(Records that describe figures)
========================================================================
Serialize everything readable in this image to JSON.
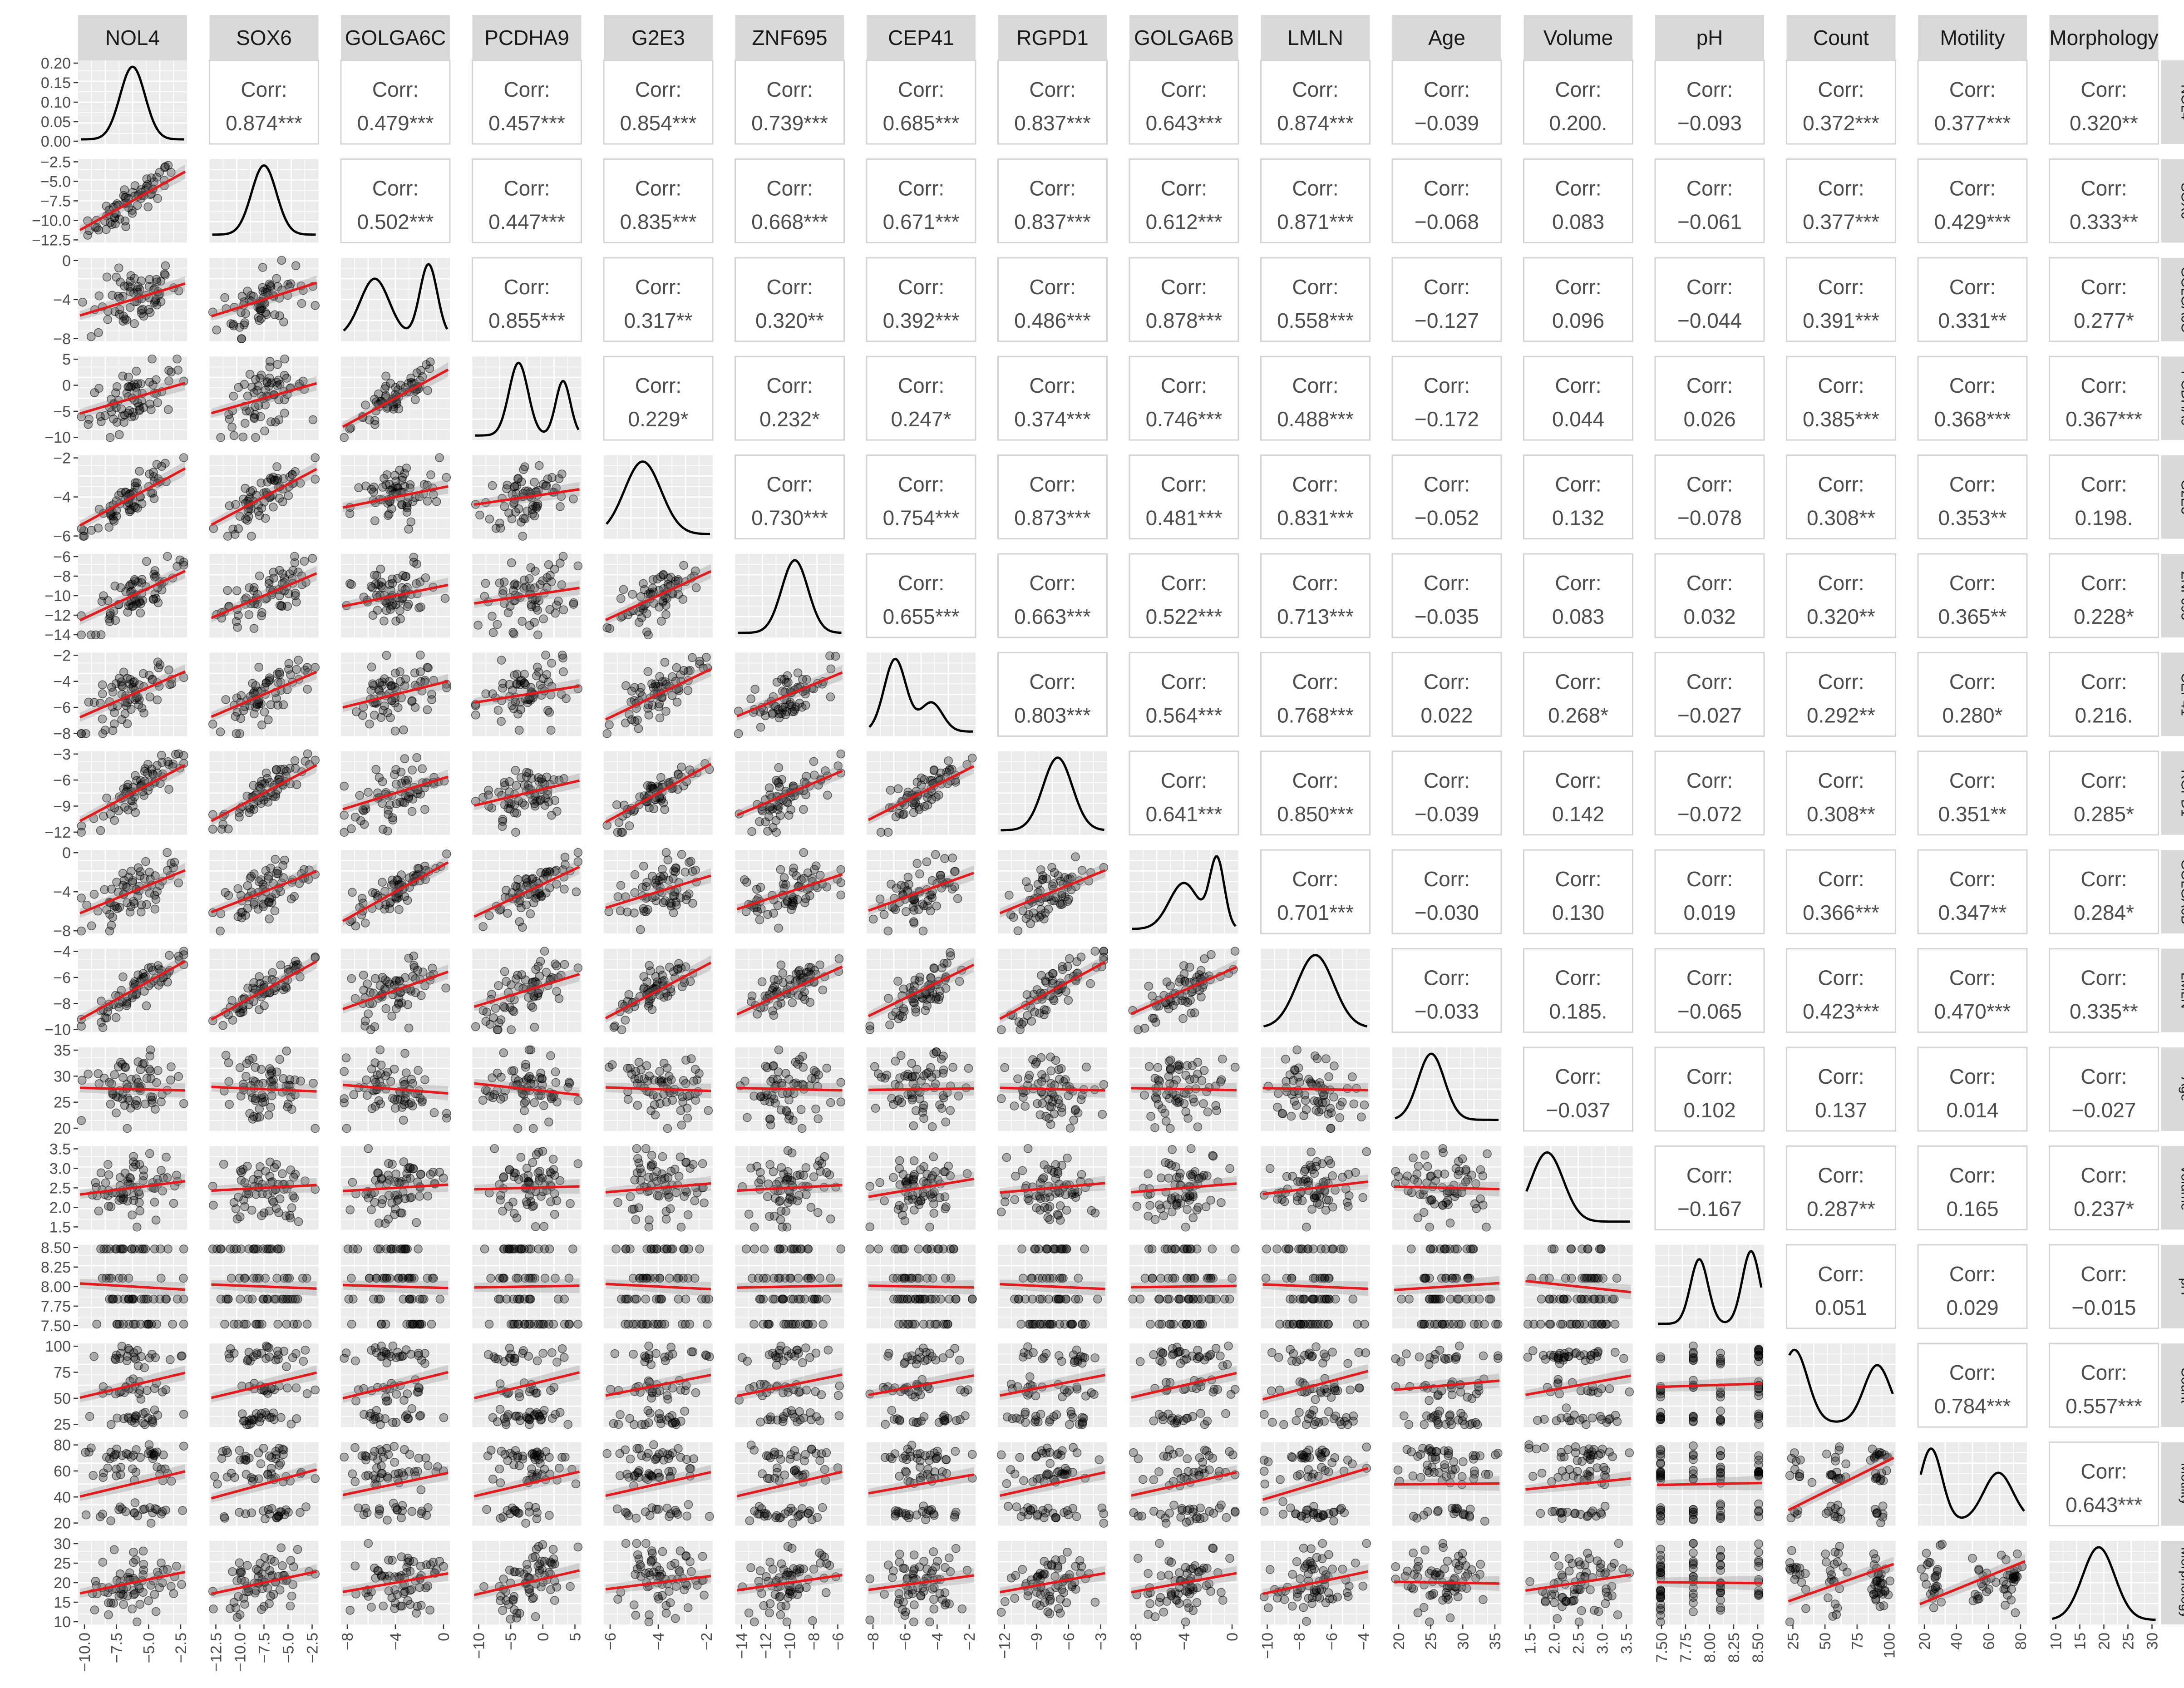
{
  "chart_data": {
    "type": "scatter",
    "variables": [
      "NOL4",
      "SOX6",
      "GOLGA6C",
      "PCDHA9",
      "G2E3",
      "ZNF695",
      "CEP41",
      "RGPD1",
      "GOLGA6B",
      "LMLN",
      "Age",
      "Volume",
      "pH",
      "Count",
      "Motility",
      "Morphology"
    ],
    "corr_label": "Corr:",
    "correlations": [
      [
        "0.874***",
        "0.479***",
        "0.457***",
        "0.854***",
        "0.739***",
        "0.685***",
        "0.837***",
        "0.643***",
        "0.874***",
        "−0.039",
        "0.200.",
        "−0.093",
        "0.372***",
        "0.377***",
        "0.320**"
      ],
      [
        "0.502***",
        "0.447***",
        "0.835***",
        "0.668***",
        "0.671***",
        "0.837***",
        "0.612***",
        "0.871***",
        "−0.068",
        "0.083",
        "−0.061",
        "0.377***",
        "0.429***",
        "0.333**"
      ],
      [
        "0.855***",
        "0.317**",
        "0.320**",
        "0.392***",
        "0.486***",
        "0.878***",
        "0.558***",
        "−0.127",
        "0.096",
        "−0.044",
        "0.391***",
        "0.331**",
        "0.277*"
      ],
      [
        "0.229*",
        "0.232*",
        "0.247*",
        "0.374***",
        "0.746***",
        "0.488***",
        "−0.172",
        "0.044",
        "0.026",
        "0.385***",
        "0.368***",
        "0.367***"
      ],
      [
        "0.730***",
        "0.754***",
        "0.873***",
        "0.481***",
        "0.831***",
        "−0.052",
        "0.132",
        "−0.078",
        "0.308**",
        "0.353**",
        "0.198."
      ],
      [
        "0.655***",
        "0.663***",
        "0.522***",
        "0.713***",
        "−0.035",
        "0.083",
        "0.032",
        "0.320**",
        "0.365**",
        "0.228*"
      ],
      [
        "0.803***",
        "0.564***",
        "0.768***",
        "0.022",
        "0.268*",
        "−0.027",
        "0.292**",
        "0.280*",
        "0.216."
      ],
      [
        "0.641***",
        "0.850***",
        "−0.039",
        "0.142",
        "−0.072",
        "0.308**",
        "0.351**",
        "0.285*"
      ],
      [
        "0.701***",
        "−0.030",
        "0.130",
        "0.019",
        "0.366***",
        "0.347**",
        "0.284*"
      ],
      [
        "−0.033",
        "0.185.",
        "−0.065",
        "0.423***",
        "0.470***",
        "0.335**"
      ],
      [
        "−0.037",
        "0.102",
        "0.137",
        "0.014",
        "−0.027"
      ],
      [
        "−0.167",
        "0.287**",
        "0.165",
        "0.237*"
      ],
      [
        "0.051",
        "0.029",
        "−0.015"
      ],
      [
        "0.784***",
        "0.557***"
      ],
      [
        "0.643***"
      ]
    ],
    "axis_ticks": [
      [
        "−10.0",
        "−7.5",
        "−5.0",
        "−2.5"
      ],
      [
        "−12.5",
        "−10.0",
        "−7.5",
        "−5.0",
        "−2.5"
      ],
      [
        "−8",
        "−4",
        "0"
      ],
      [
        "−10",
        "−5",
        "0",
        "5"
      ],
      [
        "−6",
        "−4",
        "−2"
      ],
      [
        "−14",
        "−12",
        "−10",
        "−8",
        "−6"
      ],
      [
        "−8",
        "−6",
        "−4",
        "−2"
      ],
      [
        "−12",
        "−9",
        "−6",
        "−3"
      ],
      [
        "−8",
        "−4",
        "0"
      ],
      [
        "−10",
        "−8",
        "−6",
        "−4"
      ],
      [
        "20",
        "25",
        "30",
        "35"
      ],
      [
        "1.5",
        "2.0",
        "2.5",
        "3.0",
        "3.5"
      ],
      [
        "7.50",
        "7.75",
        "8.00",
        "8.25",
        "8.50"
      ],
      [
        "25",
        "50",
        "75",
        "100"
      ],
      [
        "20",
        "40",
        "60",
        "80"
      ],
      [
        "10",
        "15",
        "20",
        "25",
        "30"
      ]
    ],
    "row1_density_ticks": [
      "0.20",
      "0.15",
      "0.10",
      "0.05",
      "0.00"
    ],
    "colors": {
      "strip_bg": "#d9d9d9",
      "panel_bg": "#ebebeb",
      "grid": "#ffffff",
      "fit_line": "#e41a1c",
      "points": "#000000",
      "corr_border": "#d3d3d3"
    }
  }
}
========================================================================
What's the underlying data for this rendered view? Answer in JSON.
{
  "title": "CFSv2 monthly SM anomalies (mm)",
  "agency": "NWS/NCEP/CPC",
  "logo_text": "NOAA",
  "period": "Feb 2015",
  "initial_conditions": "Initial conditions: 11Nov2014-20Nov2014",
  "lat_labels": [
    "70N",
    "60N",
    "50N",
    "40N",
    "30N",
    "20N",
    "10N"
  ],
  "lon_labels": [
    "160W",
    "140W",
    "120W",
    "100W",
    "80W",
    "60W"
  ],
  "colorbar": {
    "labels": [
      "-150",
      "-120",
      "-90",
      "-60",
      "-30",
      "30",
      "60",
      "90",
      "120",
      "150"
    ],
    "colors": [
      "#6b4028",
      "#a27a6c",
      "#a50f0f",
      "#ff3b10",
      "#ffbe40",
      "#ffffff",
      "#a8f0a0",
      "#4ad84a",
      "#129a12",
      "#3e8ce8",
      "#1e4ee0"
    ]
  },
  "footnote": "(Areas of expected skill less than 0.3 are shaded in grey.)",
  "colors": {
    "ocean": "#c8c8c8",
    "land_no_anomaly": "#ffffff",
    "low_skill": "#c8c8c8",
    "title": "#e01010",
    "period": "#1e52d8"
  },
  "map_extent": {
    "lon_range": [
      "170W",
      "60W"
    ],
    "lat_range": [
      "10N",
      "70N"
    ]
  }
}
========================================================================
Aim of the exercise:
Go through the records above and copy every line with the word "ffffff".

Task result:
      "grid": "#ffffff",
      "#ffffff",
    "land_no_anomaly": "#ffffff",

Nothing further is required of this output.